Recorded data
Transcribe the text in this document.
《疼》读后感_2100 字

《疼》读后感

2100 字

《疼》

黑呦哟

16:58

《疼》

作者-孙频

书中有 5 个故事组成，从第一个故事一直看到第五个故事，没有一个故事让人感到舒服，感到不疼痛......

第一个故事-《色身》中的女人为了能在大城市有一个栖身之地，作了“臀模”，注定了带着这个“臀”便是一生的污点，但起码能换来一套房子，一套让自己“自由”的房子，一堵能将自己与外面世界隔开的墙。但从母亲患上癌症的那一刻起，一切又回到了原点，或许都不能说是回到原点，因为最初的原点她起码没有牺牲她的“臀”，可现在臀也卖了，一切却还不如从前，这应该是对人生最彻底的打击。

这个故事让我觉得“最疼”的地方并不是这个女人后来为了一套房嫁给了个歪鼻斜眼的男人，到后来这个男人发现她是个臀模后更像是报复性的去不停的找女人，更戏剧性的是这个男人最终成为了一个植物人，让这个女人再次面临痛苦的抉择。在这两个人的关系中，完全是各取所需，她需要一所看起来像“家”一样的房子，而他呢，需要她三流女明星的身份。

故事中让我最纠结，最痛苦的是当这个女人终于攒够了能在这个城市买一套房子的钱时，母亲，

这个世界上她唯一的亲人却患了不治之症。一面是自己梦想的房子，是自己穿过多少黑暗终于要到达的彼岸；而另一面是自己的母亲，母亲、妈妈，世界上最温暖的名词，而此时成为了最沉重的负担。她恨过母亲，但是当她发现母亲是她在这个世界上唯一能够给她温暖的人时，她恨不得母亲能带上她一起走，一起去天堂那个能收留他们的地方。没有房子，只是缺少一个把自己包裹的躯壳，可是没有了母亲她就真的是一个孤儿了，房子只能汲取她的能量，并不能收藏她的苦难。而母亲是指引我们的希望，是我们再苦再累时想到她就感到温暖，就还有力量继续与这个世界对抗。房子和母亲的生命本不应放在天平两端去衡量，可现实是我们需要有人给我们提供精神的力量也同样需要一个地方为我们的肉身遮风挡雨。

SET PROBLEM: Repeat the listing above without any change.

TASK SOLUTION:
Transcribe the text in this document.
《疼》读后感_2100 字

《疼》读后感

2100 字

《疼》

黑呦哟

16:58

《疼》

作者-孙频

书中有 5 个故事组成，从第一个故事一直看到第五个故事，没有一个故事让人感到舒服，感到不疼痛......

第一个故事-《色身》中的女人为了能在大城市有一个栖身之地，作了“臀模”，注定了带着这个“臀”便是一生的污点，但起码能换来一套房子，一套让自己“自由”的房子，一堵能将自己与外面世界隔开的墙。但从母亲患上癌症的那一刻起，一切又回到了原点，或许都不能说是回到原点，因为最初的原点她起码没有牺牲她的“臀”，可现在臀也卖了，一切却还不如从前，这应该是对人生最彻底的打击。

这个故事让我觉得“最疼”的地方并不是这个女人后来为了一套房嫁给了个歪鼻斜眼的男人，到后来这个男人发现她是个臀模后更像是报复性的去不停的找女人，更戏剧性的是这个男人最终成为了一个植物人，让这个女人再次面临痛苦的抉择。在这两个人的关系中，完全是各取所需，她需要一所看起来像“家”一样的房子，而他呢，需要她三流女明星的身份。

故事中让我最纠结，最痛苦的是当这个女人终于攒够了能在这个城市买一套房子的钱时，母亲，

这个世界上她唯一的亲人却患了不治之症。一面是自己梦想的房子，是自己穿过多少黑暗终于要到达的彼岸；而另一面是自己的母亲，母亲、妈妈，世界上最温暖的名词，而此时成为了最沉重的负担。她恨过母亲，但是当她发现母亲是她在这个世界上唯一能够给她温暖的人时，她恨不得母亲能带上她一起走，一起去天堂那个能收留他们的地方。没有房子，只是缺少一个把自己包裹的躯壳，可是没有了母亲她就真的是一个孤儿了，房子只能汲取她的能量，并不能收藏她的苦难。而母亲是指引我们的希望，是我们再苦再累时想到她就感到温暖，就还有力量继续与这个世界对抗。房子和母亲的生命本不应放在天平两端去衡量，可现实是我们需要有人给我们提供精神的力量也同样需要一个地方为我们的肉身遮风挡雨。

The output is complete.